#### Task brief
Could you give every line of the rows below as a numbered list, leaving out any blank lines?

=== Input rows ===

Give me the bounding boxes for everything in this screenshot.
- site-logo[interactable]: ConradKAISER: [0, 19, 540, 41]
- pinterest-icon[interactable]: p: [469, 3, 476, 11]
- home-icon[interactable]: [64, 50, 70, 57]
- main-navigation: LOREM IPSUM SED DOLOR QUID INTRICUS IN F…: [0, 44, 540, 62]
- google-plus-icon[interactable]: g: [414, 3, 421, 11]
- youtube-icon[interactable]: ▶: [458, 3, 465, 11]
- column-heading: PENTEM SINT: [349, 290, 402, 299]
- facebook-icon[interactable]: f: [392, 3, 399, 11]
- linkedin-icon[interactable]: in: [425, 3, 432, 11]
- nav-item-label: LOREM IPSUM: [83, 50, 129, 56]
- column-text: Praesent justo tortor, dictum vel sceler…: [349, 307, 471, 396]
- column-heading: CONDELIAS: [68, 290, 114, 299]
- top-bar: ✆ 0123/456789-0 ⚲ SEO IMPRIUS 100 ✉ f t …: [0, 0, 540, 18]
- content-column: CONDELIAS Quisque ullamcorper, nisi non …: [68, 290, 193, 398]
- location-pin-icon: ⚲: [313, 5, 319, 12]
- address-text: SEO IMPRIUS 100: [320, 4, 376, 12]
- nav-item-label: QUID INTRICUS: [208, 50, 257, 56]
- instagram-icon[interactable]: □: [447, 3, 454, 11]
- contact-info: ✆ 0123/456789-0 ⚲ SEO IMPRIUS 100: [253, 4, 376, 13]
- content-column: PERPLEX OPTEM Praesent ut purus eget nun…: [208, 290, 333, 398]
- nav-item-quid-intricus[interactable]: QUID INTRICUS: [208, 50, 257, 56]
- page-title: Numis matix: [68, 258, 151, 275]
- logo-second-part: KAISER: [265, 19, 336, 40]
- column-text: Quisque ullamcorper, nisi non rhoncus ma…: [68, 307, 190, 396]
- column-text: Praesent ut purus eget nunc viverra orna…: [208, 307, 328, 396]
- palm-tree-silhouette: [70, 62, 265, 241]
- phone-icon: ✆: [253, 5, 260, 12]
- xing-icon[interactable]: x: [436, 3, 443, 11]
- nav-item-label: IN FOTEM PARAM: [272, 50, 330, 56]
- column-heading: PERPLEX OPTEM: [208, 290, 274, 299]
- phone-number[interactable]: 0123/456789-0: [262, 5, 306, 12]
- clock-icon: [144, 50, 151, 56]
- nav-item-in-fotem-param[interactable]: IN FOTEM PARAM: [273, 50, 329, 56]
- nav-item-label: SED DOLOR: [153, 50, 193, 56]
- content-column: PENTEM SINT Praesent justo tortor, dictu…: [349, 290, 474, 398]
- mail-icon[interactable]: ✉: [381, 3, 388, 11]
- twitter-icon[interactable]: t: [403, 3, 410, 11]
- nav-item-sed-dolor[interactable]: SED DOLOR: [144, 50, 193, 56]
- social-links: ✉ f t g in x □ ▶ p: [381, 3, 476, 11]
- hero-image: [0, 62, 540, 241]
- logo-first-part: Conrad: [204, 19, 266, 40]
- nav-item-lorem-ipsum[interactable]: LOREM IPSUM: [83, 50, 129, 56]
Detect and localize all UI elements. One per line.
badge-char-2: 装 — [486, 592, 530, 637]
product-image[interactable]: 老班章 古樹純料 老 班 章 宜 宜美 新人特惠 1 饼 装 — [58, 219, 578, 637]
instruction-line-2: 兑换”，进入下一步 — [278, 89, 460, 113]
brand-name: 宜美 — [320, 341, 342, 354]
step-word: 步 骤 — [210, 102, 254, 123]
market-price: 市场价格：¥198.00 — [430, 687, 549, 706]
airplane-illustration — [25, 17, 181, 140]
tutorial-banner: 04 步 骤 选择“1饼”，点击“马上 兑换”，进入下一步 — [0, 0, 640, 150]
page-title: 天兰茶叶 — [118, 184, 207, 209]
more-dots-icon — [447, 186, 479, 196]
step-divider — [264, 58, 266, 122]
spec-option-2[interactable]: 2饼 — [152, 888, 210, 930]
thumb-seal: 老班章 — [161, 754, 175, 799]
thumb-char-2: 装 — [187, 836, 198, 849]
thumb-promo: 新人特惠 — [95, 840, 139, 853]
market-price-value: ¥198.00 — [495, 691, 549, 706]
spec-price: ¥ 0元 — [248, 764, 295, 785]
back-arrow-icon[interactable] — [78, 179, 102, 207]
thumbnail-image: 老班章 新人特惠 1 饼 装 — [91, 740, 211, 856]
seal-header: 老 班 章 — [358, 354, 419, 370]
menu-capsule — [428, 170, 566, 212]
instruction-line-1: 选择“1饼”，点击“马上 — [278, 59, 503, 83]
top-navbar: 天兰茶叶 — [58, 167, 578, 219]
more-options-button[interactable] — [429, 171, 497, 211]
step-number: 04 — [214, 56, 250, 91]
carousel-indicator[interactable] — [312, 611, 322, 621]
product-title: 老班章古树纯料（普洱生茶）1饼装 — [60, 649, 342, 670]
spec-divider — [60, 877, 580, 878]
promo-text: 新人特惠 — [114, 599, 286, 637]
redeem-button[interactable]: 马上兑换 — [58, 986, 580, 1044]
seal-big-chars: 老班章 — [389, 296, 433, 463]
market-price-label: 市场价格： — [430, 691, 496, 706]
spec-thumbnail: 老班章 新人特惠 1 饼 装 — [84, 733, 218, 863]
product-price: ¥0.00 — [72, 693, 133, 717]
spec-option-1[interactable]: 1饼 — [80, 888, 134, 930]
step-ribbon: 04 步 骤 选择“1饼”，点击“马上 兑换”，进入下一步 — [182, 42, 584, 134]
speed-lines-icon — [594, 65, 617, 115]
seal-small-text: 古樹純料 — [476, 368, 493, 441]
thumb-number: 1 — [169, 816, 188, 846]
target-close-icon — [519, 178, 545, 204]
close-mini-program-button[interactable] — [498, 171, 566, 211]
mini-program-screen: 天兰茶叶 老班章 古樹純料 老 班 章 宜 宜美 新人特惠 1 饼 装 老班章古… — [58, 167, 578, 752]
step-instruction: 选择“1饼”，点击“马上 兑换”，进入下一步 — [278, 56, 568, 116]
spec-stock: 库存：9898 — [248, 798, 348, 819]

===

#### Correct output
1. Give me the bounding boxes for everything in this screenshot.
2. - site-logo[interactable]: ConradKAISER: [0, 19, 540, 41]
3. - pinterest-icon[interactable]: p: [469, 3, 476, 11]
4. - home-icon[interactable]: [64, 50, 70, 57]
5. - main-navigation: LOREM IPSUM SED DOLOR QUID INTRICUS IN F…: [0, 44, 540, 62]
6. - google-plus-icon[interactable]: g: [414, 3, 421, 11]
7. - youtube-icon[interactable]: ▶: [458, 3, 465, 11]
8. - column-heading: PENTEM SINT: [349, 290, 402, 299]
9. - facebook-icon[interactable]: f: [392, 3, 399, 11]
10. - linkedin-icon[interactable]: in: [425, 3, 432, 11]
11. - nav-item-label: LOREM IPSUM: [83, 50, 129, 56]
12. - column-text: Praesent justo tortor, dictum vel sceler…: [349, 307, 471, 396]
13. - column-heading: CONDELIAS: [68, 290, 114, 299]
14. - top-bar: ✆ 0123/456789-0 ⚲ SEO IMPRIUS 100 ✉ f t …: [0, 0, 540, 18]
15. - content-column: CONDELIAS Quisque ullamcorper, nisi non …: [68, 290, 193, 398]
16. - location-pin-icon: ⚲: [313, 5, 319, 12]
17. - address-text: SEO IMPRIUS 100: [320, 4, 376, 12]
18. - nav-item-label: QUID INTRICUS: [208, 50, 257, 56]
19. - instagram-icon[interactable]: □: [447, 3, 454, 11]
20. - contact-info: ✆ 0123/456789-0 ⚲ SEO IMPRIUS 100: [253, 4, 376, 13]
21. - content-column: PERPLEX OPTEM Praesent ut purus eget nun…: [208, 290, 333, 398]
22. - nav-item-quid-intricus[interactable]: QUID INTRICUS: [208, 50, 257, 56]
23. - page-title: Numis matix: [68, 258, 151, 275]
24. - logo-second-part: KAISER: [265, 19, 336, 40]
25. - column-text: Quisque ullamcorper, nisi non rhoncus ma…: [68, 307, 190, 396]
26. - column-text: Praesent ut purus eget nunc viverra orna…: [208, 307, 328, 396]
27. - palm-tree-silhouette: [70, 62, 265, 241]
28. - phone-icon: ✆: [253, 5, 260, 12]
29. - xing-icon[interactable]: x: [436, 3, 443, 11]
30. - nav-item-label: IN FOTEM PARAM: [272, 50, 330, 56]
31. - column-heading: PERPLEX OPTEM: [208, 290, 274, 299]
32. - phone-number[interactable]: 0123/456789-0: [262, 5, 306, 12]
33. - clock-icon: [144, 50, 151, 56]
34. - nav-item-in-fotem-param[interactable]: IN FOTEM PARAM: [273, 50, 329, 56]
35. - nav-item-label: SED DOLOR: [153, 50, 193, 56]
36. - content-column: PENTEM SINT Praesent justo tortor, dictu…: [349, 290, 474, 398]
37. - mail-icon[interactable]: ✉: [381, 3, 388, 11]
38. - twitter-icon[interactable]: t: [403, 3, 410, 11]
39. - nav-item-sed-dolor[interactable]: SED DOLOR: [144, 50, 193, 56]
40. - social-links: ✉ f t g in x □ ▶ p: [381, 3, 476, 11]
41. - hero-image: [0, 62, 540, 241]
42. - logo-first-part: Conrad: [204, 19, 266, 40]
43. - nav-item-lorem-ipsum[interactable]: LOREM IPSUM: [83, 50, 129, 56]
44. Detect and localize all UI elements. One per line.
45. badge-char-2: 装 — [486, 592, 530, 637]
46. product-image[interactable]: 老班章 古樹純料 老 班 章 宜 宜美 新人特惠 1 饼 装 — [58, 219, 578, 637]
47. instruction-line-2: 兑换”，进入下一步 — [278, 89, 460, 113]
48. brand-name: 宜美 — [320, 341, 342, 354]
49. step-word: 步 骤 — [210, 102, 254, 123]
50. market-price: 市场价格：¥198.00 — [430, 687, 549, 706]
51. airplane-illustration — [25, 17, 181, 140]
52. tutorial-banner: 04 步 骤 选择“1饼”，点击“马上 兑换”，进入下一步 — [0, 0, 640, 150]
53. page-title: 天兰茶叶 — [118, 184, 207, 209]
54. more-dots-icon — [447, 186, 479, 196]
55. step-divider — [264, 58, 266, 122]
56. spec-option-2[interactable]: 2饼 — [152, 888, 210, 930]
57. thumb-seal: 老班章 — [161, 754, 175, 799]
58. thumb-char-2: 装 — [187, 836, 198, 849]
59. thumb-promo: 新人特惠 — [95, 840, 139, 853]
60. market-price-value: ¥198.00 — [495, 691, 549, 706]
61. spec-price: ¥ 0元 — [248, 764, 295, 785]
62. back-arrow-icon[interactable] — [78, 179, 102, 207]
63. thumbnail-image: 老班章 新人特惠 1 饼 装 — [91, 740, 211, 856]
64. seal-header: 老 班 章 — [358, 354, 419, 370]
65. menu-capsule — [428, 170, 566, 212]
66. instruction-line-1: 选择“1饼”，点击“马上 — [278, 59, 503, 83]
67. top-navbar: 天兰茶叶 — [58, 167, 578, 219]
68. more-options-button[interactable] — [429, 171, 497, 211]
69. step-number: 04 — [214, 56, 250, 91]
70. carousel-indicator[interactable] — [312, 611, 322, 621]
71. product-title: 老班章古树纯料（普洱生茶）1饼装 — [60, 649, 342, 670]
72. spec-divider — [60, 877, 580, 878]
73. promo-text: 新人特惠 — [114, 599, 286, 637]
74. redeem-button[interactable]: 马上兑换 — [58, 986, 580, 1044]
75. seal-big-chars: 老班章 — [389, 296, 433, 463]
76. market-price-label: 市场价格： — [430, 691, 496, 706]
77. spec-thumbnail: 老班章 新人特惠 1 饼 装 — [84, 733, 218, 863]
78. product-price: ¥0.00 — [72, 693, 133, 717]
79. spec-option-1[interactable]: 1饼 — [80, 888, 134, 930]
80. step-ribbon: 04 步 骤 选择“1饼”，点击“马上 兑换”，进入下一步 — [182, 42, 584, 134]
81. speed-lines-icon — [594, 65, 617, 115]
82. seal-small-text: 古樹純料 — [476, 368, 493, 441]
83. thumb-number: 1 — [169, 816, 188, 846]
84. target-close-icon — [519, 178, 545, 204]
85. close-mini-program-button[interactable] — [498, 171, 566, 211]
86. mini-program-screen: 天兰茶叶 老班章 古樹純料 老 班 章 宜 宜美 新人特惠 1 饼 装 老班章古… — [58, 167, 578, 752]
87. step-instruction: 选择“1饼”，点击“马上 兑换”，进入下一步 — [278, 56, 568, 116]
88. spec-stock: 库存：9898 — [248, 798, 348, 819]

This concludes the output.